-- START OF Information supplied --
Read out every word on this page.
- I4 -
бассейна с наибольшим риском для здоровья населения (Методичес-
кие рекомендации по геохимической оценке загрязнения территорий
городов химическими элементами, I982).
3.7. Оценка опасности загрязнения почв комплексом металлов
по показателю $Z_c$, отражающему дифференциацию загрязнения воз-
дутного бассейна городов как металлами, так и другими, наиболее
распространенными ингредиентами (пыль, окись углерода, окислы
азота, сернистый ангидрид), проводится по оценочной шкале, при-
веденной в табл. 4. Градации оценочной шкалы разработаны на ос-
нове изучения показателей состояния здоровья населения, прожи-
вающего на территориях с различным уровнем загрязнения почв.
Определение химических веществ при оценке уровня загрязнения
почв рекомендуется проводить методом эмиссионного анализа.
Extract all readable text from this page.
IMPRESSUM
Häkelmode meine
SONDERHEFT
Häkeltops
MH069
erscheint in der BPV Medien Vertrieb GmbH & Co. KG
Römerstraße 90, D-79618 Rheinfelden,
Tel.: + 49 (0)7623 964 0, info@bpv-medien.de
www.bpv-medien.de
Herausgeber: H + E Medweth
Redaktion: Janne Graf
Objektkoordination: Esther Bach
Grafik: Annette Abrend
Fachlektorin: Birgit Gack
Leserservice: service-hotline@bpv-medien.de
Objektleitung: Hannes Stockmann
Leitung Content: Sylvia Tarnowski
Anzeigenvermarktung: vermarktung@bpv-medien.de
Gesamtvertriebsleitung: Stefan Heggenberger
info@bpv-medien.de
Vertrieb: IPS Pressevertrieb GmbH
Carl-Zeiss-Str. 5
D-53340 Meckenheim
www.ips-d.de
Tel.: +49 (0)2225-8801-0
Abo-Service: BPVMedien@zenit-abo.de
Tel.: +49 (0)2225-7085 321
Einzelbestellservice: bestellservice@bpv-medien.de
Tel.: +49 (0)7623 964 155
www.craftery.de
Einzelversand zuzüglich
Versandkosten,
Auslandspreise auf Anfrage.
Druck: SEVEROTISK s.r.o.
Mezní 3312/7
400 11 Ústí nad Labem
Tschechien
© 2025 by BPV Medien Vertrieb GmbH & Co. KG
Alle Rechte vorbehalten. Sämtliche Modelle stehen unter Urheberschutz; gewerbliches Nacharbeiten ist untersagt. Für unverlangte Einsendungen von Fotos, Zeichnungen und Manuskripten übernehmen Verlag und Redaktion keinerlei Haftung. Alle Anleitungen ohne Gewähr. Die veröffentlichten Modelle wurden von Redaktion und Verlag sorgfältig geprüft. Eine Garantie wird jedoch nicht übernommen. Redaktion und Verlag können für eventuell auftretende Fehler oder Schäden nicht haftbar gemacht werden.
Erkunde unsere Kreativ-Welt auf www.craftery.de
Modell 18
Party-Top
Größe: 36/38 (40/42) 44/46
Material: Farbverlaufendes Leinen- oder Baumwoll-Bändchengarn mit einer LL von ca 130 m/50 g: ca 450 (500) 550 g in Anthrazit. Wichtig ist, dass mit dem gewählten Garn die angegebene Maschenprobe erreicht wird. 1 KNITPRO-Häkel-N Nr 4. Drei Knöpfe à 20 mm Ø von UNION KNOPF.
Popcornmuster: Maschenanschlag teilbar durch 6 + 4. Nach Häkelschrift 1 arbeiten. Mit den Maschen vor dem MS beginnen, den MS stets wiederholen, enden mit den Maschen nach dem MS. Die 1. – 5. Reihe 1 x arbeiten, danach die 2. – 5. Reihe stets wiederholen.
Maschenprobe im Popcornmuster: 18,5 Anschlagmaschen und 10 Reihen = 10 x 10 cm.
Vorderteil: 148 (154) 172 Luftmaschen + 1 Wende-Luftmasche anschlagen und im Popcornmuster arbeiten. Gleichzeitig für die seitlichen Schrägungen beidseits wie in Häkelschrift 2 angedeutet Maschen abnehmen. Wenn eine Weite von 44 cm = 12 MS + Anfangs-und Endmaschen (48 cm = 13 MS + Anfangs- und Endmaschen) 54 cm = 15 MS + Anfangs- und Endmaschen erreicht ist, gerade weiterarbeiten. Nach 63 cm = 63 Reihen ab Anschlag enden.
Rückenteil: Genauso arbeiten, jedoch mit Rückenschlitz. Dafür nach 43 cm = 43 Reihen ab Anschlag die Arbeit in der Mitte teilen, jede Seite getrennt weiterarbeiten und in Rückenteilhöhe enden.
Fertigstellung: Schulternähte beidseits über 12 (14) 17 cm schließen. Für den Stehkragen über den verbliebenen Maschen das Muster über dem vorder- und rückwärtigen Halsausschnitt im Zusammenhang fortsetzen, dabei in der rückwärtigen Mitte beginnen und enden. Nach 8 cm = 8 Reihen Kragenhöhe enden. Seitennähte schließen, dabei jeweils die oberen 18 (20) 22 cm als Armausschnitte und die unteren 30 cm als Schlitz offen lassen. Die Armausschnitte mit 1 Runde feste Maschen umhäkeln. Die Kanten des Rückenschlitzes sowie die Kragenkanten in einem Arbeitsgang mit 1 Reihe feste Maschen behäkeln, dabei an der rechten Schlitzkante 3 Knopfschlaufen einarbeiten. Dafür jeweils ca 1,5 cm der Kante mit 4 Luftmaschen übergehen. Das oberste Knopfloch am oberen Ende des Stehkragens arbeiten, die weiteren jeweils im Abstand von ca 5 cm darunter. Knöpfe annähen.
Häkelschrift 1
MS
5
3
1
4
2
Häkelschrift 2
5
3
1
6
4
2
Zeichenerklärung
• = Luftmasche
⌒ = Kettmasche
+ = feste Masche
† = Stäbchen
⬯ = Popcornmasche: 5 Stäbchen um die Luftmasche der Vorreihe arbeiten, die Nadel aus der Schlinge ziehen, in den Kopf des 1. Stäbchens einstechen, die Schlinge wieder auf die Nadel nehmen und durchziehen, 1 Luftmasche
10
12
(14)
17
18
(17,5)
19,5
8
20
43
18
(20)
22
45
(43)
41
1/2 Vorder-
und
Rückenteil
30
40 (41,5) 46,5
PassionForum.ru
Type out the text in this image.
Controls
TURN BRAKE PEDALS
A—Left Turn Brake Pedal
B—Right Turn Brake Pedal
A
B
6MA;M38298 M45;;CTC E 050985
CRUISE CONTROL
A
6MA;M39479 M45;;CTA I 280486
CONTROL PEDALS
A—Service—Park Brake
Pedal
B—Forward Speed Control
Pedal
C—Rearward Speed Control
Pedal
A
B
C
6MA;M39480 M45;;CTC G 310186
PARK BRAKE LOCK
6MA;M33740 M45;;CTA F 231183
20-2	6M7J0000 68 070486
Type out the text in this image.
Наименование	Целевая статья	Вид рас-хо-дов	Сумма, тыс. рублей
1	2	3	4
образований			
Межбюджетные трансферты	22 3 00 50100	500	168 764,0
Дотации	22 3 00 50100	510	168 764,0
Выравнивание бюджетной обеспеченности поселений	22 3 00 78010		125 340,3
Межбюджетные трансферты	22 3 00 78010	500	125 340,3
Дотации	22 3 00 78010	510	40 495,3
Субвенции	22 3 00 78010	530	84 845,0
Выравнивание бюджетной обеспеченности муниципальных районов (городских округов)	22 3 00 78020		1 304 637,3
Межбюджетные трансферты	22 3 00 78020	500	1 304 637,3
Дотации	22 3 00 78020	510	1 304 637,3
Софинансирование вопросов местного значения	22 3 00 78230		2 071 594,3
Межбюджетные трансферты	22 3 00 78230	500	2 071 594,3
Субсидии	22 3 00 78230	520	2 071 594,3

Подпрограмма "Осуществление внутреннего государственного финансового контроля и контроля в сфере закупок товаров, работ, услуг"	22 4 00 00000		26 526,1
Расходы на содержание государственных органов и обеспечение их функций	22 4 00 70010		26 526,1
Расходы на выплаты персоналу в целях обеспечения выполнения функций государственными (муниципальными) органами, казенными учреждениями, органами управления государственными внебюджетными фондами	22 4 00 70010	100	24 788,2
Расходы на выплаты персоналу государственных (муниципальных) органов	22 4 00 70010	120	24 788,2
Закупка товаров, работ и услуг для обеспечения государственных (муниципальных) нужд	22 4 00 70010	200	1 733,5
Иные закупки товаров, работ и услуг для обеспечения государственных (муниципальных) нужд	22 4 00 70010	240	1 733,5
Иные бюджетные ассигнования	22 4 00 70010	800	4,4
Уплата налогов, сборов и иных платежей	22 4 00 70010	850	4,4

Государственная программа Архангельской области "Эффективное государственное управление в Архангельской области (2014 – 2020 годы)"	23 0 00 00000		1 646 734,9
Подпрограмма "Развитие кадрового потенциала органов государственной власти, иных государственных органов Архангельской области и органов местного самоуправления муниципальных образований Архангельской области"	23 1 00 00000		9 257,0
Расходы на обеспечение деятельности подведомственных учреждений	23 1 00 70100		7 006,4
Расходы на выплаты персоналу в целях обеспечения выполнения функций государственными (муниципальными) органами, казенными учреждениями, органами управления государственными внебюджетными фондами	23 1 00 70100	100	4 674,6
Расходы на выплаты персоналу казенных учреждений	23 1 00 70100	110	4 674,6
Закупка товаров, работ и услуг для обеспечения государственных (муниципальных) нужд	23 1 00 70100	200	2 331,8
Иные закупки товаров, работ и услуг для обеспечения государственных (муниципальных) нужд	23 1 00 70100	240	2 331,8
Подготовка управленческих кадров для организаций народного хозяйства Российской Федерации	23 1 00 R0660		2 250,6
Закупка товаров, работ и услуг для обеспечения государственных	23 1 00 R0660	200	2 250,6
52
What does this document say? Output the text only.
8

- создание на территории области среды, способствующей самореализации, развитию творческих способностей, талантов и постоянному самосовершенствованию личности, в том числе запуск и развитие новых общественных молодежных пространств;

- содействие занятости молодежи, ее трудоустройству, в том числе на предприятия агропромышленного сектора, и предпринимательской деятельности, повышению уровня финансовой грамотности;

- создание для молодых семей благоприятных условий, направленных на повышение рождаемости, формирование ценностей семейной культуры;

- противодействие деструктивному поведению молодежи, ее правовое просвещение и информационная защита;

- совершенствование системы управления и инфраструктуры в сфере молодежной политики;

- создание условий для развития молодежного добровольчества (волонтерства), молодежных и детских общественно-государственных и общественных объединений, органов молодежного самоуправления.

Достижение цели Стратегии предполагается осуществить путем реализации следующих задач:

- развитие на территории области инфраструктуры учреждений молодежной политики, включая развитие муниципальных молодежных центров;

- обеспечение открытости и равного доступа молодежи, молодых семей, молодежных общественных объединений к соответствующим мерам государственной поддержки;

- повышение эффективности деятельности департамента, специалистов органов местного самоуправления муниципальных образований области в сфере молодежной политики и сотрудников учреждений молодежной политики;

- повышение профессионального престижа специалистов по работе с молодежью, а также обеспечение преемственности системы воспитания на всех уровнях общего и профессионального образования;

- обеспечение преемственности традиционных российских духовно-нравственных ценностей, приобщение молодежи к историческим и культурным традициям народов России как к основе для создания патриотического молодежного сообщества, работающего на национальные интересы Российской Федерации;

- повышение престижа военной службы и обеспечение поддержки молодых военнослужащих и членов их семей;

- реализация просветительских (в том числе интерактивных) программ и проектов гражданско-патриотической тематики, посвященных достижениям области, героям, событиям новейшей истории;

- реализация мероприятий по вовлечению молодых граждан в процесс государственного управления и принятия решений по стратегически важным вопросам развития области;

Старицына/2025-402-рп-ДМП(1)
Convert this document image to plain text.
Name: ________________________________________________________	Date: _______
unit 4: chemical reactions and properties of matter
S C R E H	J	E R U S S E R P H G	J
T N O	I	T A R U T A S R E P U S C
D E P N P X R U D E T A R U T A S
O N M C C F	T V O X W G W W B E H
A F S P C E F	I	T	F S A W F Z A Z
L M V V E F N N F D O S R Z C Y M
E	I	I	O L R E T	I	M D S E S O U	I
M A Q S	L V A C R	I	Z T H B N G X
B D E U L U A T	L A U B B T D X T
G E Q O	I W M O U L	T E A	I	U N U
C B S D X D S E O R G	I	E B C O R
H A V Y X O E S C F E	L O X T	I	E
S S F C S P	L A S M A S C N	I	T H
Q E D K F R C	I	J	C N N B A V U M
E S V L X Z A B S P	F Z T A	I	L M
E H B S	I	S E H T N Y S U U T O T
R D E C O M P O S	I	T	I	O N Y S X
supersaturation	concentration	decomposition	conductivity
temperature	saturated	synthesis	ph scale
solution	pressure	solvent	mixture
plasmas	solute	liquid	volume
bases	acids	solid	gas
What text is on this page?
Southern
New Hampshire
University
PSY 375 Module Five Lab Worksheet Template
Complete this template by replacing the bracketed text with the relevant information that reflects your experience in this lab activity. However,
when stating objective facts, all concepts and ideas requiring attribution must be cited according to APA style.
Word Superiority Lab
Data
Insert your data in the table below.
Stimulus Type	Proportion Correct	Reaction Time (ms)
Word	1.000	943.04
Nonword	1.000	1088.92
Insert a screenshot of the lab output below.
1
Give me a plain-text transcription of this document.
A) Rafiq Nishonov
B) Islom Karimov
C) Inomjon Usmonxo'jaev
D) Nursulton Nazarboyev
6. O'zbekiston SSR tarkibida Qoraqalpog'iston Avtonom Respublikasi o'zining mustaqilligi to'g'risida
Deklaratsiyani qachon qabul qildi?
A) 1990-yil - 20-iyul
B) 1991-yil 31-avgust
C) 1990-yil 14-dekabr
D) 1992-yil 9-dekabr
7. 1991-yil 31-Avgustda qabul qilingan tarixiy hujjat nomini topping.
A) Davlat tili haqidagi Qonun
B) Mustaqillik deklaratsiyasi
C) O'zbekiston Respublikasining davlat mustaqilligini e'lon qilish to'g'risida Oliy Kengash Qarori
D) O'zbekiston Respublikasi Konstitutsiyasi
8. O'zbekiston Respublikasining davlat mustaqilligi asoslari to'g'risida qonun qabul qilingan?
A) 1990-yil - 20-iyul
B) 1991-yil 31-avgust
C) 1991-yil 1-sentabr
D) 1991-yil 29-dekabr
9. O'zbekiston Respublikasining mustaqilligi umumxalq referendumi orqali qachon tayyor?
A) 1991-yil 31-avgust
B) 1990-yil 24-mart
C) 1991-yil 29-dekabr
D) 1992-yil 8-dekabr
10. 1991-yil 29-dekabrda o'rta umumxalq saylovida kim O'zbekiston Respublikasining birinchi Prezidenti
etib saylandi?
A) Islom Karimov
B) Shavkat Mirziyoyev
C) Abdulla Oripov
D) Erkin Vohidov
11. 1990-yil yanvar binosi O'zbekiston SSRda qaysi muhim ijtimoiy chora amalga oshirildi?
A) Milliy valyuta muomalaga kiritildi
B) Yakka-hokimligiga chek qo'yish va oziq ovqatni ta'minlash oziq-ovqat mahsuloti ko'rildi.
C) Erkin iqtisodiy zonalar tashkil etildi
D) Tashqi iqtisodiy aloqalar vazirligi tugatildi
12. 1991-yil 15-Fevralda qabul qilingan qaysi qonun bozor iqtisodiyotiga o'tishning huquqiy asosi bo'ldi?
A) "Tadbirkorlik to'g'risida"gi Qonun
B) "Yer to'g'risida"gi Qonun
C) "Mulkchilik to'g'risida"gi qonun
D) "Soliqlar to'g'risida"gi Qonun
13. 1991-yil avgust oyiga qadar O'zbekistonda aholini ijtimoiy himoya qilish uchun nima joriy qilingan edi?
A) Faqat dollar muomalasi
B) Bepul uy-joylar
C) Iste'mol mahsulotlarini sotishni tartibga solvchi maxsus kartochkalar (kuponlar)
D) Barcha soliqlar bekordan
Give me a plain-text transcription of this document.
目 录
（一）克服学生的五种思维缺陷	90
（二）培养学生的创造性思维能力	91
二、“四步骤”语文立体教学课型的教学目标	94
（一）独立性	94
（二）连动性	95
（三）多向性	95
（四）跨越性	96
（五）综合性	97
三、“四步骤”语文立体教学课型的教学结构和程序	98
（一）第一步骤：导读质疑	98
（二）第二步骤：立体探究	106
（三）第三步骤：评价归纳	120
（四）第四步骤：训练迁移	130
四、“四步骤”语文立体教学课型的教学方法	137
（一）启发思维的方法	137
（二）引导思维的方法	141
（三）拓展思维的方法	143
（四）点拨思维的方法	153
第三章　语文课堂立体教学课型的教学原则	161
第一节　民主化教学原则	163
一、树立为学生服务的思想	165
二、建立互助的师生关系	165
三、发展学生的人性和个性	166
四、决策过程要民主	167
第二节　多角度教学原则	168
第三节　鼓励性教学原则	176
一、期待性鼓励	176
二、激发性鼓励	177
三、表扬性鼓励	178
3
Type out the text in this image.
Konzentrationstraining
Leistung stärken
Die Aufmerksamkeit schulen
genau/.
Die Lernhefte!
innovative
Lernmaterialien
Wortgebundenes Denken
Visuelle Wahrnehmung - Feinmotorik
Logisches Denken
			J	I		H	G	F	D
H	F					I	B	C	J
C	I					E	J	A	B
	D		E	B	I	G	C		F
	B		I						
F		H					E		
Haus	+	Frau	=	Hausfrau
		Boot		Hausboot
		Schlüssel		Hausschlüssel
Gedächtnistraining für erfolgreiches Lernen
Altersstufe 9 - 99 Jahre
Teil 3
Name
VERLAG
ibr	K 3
-- END OF Information supplied --
### Objective:
Copy all lines from the listing that contain "населения".

### Solution to this problem:
бассейна с наибольшим риском для здоровья населения (Методичес-
нове изучения показателей состояния здоровья населения, прожи-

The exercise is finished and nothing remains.